> [Exercise brief]:
Reproduce the listing verbatim.

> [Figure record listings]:
━━━━━━━━━━━━━━━━━━━━
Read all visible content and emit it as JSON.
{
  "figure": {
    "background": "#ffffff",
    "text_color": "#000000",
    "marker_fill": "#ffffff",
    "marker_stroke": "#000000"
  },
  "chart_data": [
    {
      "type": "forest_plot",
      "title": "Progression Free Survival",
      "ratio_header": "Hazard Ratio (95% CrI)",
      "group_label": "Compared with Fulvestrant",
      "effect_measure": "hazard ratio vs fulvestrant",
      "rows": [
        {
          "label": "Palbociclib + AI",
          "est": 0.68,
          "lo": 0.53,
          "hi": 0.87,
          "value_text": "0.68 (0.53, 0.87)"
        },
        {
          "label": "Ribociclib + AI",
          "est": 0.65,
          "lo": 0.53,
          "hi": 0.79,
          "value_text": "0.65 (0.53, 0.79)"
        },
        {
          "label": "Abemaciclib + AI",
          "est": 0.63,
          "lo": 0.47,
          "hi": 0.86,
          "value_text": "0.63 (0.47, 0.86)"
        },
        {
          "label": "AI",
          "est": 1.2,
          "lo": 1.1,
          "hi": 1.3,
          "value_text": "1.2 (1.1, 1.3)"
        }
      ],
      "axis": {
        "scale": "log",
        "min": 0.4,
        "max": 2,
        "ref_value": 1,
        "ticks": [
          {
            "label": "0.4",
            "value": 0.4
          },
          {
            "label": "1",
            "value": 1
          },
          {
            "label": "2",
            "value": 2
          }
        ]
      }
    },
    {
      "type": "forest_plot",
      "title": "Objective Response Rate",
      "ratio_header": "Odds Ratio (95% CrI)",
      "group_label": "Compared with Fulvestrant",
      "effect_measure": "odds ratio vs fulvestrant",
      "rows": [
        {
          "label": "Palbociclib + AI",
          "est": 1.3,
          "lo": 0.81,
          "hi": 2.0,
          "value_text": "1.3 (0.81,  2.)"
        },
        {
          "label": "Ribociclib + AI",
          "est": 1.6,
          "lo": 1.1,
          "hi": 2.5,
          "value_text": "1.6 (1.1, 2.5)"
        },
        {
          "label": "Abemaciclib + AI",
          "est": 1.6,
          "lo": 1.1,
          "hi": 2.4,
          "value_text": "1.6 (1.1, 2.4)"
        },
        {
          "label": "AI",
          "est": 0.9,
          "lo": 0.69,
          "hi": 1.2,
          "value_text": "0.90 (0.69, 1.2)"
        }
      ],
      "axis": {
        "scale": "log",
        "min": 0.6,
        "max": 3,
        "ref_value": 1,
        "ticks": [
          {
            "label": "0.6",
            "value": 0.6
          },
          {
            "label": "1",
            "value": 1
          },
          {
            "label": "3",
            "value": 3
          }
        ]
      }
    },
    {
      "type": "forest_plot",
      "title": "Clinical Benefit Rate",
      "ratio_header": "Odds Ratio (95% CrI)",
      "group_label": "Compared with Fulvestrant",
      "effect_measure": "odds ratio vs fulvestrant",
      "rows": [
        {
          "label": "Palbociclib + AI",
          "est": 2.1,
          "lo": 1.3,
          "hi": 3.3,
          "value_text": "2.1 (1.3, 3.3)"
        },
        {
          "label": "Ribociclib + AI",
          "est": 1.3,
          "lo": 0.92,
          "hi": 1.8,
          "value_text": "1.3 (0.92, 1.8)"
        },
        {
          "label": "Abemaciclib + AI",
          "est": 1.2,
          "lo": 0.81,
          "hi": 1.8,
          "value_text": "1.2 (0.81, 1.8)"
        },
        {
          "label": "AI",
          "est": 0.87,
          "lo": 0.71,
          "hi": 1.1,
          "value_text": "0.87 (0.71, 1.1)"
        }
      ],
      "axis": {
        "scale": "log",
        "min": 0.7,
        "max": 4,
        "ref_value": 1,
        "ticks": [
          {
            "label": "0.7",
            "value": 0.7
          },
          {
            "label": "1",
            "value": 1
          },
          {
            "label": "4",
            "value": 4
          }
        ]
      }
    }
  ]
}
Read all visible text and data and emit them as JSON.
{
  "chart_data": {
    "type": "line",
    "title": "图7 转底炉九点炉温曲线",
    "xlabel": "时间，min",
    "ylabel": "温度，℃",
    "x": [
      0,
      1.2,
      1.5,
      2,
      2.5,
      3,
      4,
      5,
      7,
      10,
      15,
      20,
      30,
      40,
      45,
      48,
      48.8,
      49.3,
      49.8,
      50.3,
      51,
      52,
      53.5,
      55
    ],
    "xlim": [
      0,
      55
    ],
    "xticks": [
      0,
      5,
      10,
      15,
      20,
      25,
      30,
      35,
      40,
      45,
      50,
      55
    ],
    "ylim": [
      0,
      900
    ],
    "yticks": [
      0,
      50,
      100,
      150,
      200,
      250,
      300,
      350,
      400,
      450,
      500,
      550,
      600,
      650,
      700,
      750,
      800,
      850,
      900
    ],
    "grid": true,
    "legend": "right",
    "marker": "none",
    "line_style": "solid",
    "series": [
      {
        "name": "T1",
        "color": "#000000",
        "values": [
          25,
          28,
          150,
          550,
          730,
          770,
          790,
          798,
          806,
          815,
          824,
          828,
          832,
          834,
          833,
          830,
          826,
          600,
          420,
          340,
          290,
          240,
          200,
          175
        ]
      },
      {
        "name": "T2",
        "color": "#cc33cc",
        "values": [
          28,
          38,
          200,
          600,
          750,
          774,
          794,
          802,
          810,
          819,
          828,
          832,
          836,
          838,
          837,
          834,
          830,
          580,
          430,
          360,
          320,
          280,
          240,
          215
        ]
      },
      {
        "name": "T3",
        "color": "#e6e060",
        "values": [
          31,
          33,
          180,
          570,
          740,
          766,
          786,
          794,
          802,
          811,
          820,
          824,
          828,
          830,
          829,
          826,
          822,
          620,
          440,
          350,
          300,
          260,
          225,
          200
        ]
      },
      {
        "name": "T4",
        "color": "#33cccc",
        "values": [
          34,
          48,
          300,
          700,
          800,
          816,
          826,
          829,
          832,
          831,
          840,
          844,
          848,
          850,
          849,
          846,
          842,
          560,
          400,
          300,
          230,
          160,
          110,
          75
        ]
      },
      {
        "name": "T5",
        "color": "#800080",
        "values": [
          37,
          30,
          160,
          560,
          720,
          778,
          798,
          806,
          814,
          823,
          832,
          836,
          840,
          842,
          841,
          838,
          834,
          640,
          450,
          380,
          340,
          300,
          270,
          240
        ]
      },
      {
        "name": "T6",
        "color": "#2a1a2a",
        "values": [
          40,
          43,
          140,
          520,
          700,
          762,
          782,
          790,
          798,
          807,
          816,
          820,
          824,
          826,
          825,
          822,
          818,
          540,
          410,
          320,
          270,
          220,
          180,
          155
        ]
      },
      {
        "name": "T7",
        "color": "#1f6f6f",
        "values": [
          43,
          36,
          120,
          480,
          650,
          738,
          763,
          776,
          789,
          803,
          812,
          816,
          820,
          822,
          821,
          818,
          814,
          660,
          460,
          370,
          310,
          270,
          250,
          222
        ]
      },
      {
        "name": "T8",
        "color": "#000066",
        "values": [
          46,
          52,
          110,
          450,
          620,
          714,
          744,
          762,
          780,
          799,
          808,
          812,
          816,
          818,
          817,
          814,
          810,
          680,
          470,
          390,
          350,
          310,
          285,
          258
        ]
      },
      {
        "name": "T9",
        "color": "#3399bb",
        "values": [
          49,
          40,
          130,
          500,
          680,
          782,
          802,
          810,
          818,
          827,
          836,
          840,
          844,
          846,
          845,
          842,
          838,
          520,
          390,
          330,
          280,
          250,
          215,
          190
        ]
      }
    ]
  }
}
━━━━━━━━━━━━━━━━━━━━
> [Task answer]:
Read all visible content and emit it as JSON.
{
  "figure": {
    "background": "#ffffff",
    "text_color": "#000000",
    "marker_fill": "#ffffff",
    "marker_stroke": "#000000"
  },
  "chart_data": [
    {
      "type": "forest_plot",
      "title": "Progression Free Survival",
      "ratio_header": "Hazard Ratio (95% CrI)",
      "group_label": "Compared with Fulvestrant",
      "effect_measure": "hazard ratio vs fulvestrant",
      "rows": [
        {
          "label": "Palbociclib + AI",
          "est": 0.68,
          "lo": 0.53,
          "hi": 0.87,
          "value_text": "0.68 (0.53, 0.87)"
        },
        {
          "label": "Ribociclib + AI",
          "est": 0.65,
          "lo": 0.53,
          "hi": 0.79,
          "value_text": "0.65 (0.53, 0.79)"
        },
        {
          "label": "Abemaciclib + AI",
          "est": 0.63,
          "lo": 0.47,
          "hi": 0.86,
          "value_text": "0.63 (0.47, 0.86)"
        },
        {
          "label": "AI",
          "est": 1.2,
          "lo": 1.1,
          "hi": 1.3,
          "value_text": "1.2 (1.1, 1.3)"
        }
      ],
      "axis": {
        "scale": "log",
        "min": 0.4,
        "max": 2,
        "ref_value": 1,
        "ticks": [
          {
            "label": "0.4",
            "value": 0.4
          },
          {
            "label": "1",
            "value": 1
          },
          {
            "label": "2",
            "value": 2
          }
        ]
      }
    },
    {
      "type": "forest_plot",
      "title": "Objective Response Rate",
      "ratio_header": "Odds Ratio (95% CrI)",
      "group_label": "Compared with Fulvestrant",
      "effect_measure": "odds ratio vs fulvestrant",
      "rows": [
        {
          "label": "Palbociclib + AI",
          "est": 1.3,
          "lo": 0.81,
          "hi": 2.0,
          "value_text": "1.3 (0.81,  2.)"
        },
        {
          "label": "Ribociclib + AI",
          "est": 1.6,
          "lo": 1.1,
          "hi": 2.5,
          "value_text": "1.6 (1.1, 2.5)"
        },
        {
          "label": "Abemaciclib + AI",
          "est": 1.6,
          "lo": 1.1,
          "hi": 2.4,
          "value_text": "1.6 (1.1, 2.4)"
        },
        {
          "label": "AI",
          "est": 0.9,
          "lo": 0.69,
          "hi": 1.2,
          "value_text": "0.90 (0.69, 1.2)"
        }
      ],
      "axis": {
        "scale": "log",
        "min": 0.6,
        "max": 3,
        "ref_value": 1,
        "ticks": [
          {
            "label": "0.6",
            "value": 0.6
          },
          {
            "label": "1",
            "value": 1
          },
          {
            "label": "3",
            "value": 3
          }
        ]
      }
    },
    {
      "type": "forest_plot",
      "title": "Clinical Benefit Rate",
      "ratio_header": "Odds Ratio (95% CrI)",
      "group_label": "Compared with Fulvestrant",
      "effect_measure": "odds ratio vs fulvestrant",
      "rows": [
        {
          "label": "Palbociclib + AI",
          "est": 2.1,
          "lo": 1.3,
          "hi": 3.3,
          "value_text": "2.1 (1.3, 3.3)"
        },
        {
          "label": "Ribociclib + AI",
          "est": 1.3,
          "lo": 0.92,
          "hi": 1.8,
          "value_text": "1.3 (0.92, 1.8)"
        },
        {
          "label": "Abemaciclib + AI",
          "est": 1.2,
          "lo": 0.81,
          "hi": 1.8,
          "value_text": "1.2 (0.81, 1.8)"
        },
        {
          "label": "AI",
          "est": 0.87,
          "lo": 0.71,
          "hi": 1.1,
          "value_text": "0.87 (0.71, 1.1)"
        }
      ],
      "axis": {
        "scale": "log",
        "min": 0.7,
        "max": 4,
        "ref_value": 1,
        "ticks": [
          {
            "label": "0.7",
            "value": 0.7
          },
          {
            "label": "1",
            "value": 1
          },
          {
            "label": "4",
            "value": 4
          }
        ]
      }
    }
  ]
}
Read all visible text and data and emit them as JSON.
{
  "chart_data": {
    "type": "line",
    "title": "图7 转底炉九点炉温曲线",
    "xlabel": "时间，min",
    "ylabel": "温度，℃",
    "x": [
      0,
      1.2,
      1.5,
      2,
      2.5,
      3,
      4,
      5,
      7,
      10,
      15,
      20,
      30,
      40,
      45,
      48,
      48.8,
      49.3,
      49.8,
      50.3,
      51,
      52,
      53.5,
      55
    ],
    "xlim": [
      0,
      55
    ],
    "xticks": [
      0,
      5,
      10,
      15,
      20,
      25,
      30,
      35,
      40,
      45,
      50,
      55
    ],
    "ylim": [
      0,
      900
    ],
    "yticks": [
      0,
      50,
      100,
      150,
      200,
      250,
      300,
      350,
      400,
      450,
      500,
      550,
      600,
      650,
      700,
      750,
      800,
      850,
      900
    ],
    "grid": true,
    "legend": "right",
    "marker": "none",
    "line_style": "solid",
    "series": [
      {
        "name": "T1",
        "color": "#000000",
        "values": [
          25,
          28,
          150,
          550,
          730,
          770,
          790,
          798,
          806,
          815,
          824,
          828,
          832,
          834,
          833,
          830,
          826,
          600,
          420,
          340,
          290,
          240,
          200,
          175
        ]
      },
      {
        "name": "T2",
        "color": "#cc33cc",
        "values": [
          28,
          38,
          200,
          600,
          750,
          774,
          794,
          802,
          810,
          819,
          828,
          832,
          836,
          838,
          837,
          834,
          830,
          580,
          430,
          360,
          320,
          280,
          240,
          215
        ]
      },
      {
        "name": "T3",
        "color": "#e6e060",
        "values": [
          31,
          33,
          180,
          570,
          740,
          766,
          786,
          794,
          802,
          811,
          820,
          824,
          828,
          830,
          829,
          826,
          822,
          620,
          440,
          350,
          300,
          260,
          225,
          200
        ]
      },
      {
        "name": "T4",
        "color": "#33cccc",
        "values": [
          34,
          48,
          300,
          700,
          800,
          816,
          826,
          829,
          832,
          831,
          840,
          844,
          848,
          850,
          849,
          846,
          842,
          560,
          400,
          300,
          230,
          160,
          110,
          75
        ]
      },
      {
        "name": "T5",
        "color": "#800080",
        "values": [
          37,
          30,
          160,
          560,
          720,
          778,
          798,
          806,
          814,
          823,
          832,
          836,
          840,
          842,
          841,
          838,
          834,
          640,
          450,
          380,
          340,
          300,
          270,
          240
        ]
      },
      {
        "name": "T6",
        "color": "#2a1a2a",
        "values": [
          40,
          43,
          140,
          520,
          700,
          762,
          782,
          790,
          798,
          807,
          816,
          820,
          824,
          826,
          825,
          822,
          818,
          540,
          410,
          320,
          270,
          220,
          180,
          155
        ]
      },
      {
        "name": "T7",
        "color": "#1f6f6f",
        "values": [
          43,
          36,
          120,
          480,
          650,
          738,
          763,
          776,
          789,
          803,
          812,
          816,
          820,
          822,
          821,
          818,
          814,
          660,
          460,
          370,
          310,
          270,
          250,
          222
        ]
      },
      {
        "name": "T8",
        "color": "#000066",
        "values": [
          46,
          52,
          110,
          450,
          620,
          714,
          744,
          762,
          780,
          799,
          808,
          812,
          816,
          818,
          817,
          814,
          810,
          680,
          470,
          390,
          350,
          310,
          285,
          258
        ]
      },
      {
        "name": "T9",
        "color": "#3399bb",
        "values": [
          49,
          40,
          130,
          500,
          680,
          782,
          802,
          810,
          818,
          827,
          836,
          840,
          844,
          846,
          845,
          842,
          838,
          520,
          390,
          330,
          280,
          250,
          215,
          190
        ]
      }
    ]
  }
}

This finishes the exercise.